**TASK TO CARRY OUT**
Every record below should be printed exactly as it appears.

════════

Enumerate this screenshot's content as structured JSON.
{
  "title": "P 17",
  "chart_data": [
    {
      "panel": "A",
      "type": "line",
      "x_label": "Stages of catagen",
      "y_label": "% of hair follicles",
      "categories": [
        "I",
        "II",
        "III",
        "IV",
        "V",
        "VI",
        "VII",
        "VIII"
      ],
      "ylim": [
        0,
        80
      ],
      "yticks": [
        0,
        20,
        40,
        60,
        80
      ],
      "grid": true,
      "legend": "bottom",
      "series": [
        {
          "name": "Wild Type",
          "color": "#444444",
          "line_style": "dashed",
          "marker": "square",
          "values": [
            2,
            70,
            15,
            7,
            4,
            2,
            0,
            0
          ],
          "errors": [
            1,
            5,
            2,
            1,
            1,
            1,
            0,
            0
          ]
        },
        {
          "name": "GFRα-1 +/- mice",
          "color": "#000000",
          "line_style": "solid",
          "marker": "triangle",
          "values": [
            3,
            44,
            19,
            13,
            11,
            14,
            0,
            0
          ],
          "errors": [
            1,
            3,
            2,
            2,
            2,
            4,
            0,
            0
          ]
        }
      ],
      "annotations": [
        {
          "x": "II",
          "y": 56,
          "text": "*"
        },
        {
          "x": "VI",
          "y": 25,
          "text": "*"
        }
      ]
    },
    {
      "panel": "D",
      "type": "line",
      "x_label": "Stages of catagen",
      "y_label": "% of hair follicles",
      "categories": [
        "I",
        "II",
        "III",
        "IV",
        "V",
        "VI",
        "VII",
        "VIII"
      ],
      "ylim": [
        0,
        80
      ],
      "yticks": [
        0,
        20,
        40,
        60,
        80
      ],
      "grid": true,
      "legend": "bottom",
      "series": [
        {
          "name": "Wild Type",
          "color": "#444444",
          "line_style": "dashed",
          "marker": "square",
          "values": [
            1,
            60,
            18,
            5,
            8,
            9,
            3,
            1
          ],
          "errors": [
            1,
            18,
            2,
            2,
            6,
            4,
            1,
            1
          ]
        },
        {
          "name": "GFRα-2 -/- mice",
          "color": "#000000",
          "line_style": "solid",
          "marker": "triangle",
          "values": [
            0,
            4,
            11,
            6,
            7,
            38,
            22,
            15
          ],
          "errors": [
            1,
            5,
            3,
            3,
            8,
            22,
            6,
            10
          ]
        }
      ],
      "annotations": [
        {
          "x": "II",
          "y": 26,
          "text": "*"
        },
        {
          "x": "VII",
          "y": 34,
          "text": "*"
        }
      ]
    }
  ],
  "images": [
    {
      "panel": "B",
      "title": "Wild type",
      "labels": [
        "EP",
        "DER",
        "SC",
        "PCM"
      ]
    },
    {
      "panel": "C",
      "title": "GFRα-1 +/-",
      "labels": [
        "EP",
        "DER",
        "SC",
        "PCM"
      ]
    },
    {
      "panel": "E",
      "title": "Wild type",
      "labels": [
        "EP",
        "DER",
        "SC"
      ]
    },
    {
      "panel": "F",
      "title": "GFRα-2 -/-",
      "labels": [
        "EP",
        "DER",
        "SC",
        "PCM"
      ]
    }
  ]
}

════════

**RESULT OF THIS EXERCISE**
Enumerate this screenshot's content as structured JSON.
{
  "title": "P 17",
  "chart_data": [
    {
      "panel": "A",
      "type": "line",
      "x_label": "Stages of catagen",
      "y_label": "% of hair follicles",
      "categories": [
        "I",
        "II",
        "III",
        "IV",
        "V",
        "VI",
        "VII",
        "VIII"
      ],
      "ylim": [
        0,
        80
      ],
      "yticks": [
        0,
        20,
        40,
        60,
        80
      ],
      "grid": true,
      "legend": "bottom",
      "series": [
        {
          "name": "Wild Type",
          "color": "#444444",
          "line_style": "dashed",
          "marker": "square",
          "values": [
            2,
            70,
            15,
            7,
            4,
            2,
            0,
            0
          ],
          "errors": [
            1,
            5,
            2,
            1,
            1,
            1,
            0,
            0
          ]
        },
        {
          "name": "GFRα-1 +/- mice",
          "color": "#000000",
          "line_style": "solid",
          "marker": "triangle",
          "values": [
            3,
            44,
            19,
            13,
            11,
            14,
            0,
            0
          ],
          "errors": [
            1,
            3,
            2,
            2,
            2,
            4,
            0,
            0
          ]
        }
      ],
      "annotations": [
        {
          "x": "II",
          "y": 56,
          "text": "*"
        },
        {
          "x": "VI",
          "y": 25,
          "text": "*"
        }
      ]
    },
    {
      "panel": "D",
      "type": "line",
      "x_label": "Stages of catagen",
      "y_label": "% of hair follicles",
      "categories": [
        "I",
        "II",
        "III",
        "IV",
        "V",
        "VI",
        "VII",
        "VIII"
      ],
      "ylim": [
        0,
        80
      ],
      "yticks": [
        0,
        20,
        40,
        60,
        80
      ],
      "grid": true,
      "legend": "bottom",
      "series": [
        {
          "name": "Wild Type",
          "color": "#444444",
          "line_style": "dashed",
          "marker": "square",
          "values": [
            1,
            60,
            18,
            5,
            8,
            9,
            3,
            1
          ],
          "errors": [
            1,
            18,
            2,
            2,
            6,
            4,
            1,
            1
          ]
        },
        {
          "name": "GFRα-2 -/- mice",
          "color": "#000000",
          "line_style": "solid",
          "marker": "triangle",
          "values": [
            0,
            4,
            11,
            6,
            7,
            38,
            22,
            15
          ],
          "errors": [
            1,
            5,
            3,
            3,
            8,
            22,
            6,
            10
          ]
        }
      ],
      "annotations": [
        {
          "x": "II",
          "y": 26,
          "text": "*"
        },
        {
          "x": "VII",
          "y": 34,
          "text": "*"
        }
      ]
    }
  ],
  "images": [
    {
      "panel": "B",
      "title": "Wild type",
      "labels": [
        "EP",
        "DER",
        "SC",
        "PCM"
      ]
    },
    {
      "panel": "C",
      "title": "GFRα-1 +/-",
      "labels": [
        "EP",
        "DER",
        "SC",
        "PCM"
      ]
    },
    {
      "panel": "E",
      "title": "Wild type",
      "labels": [
        "EP",
        "DER",
        "SC"
      ]
    },
    {
      "panel": "F",
      "title": "GFRα-2 -/-",
      "labels": [
        "EP",
        "DER",
        "SC",
        "PCM"
      ]
    }
  ]
}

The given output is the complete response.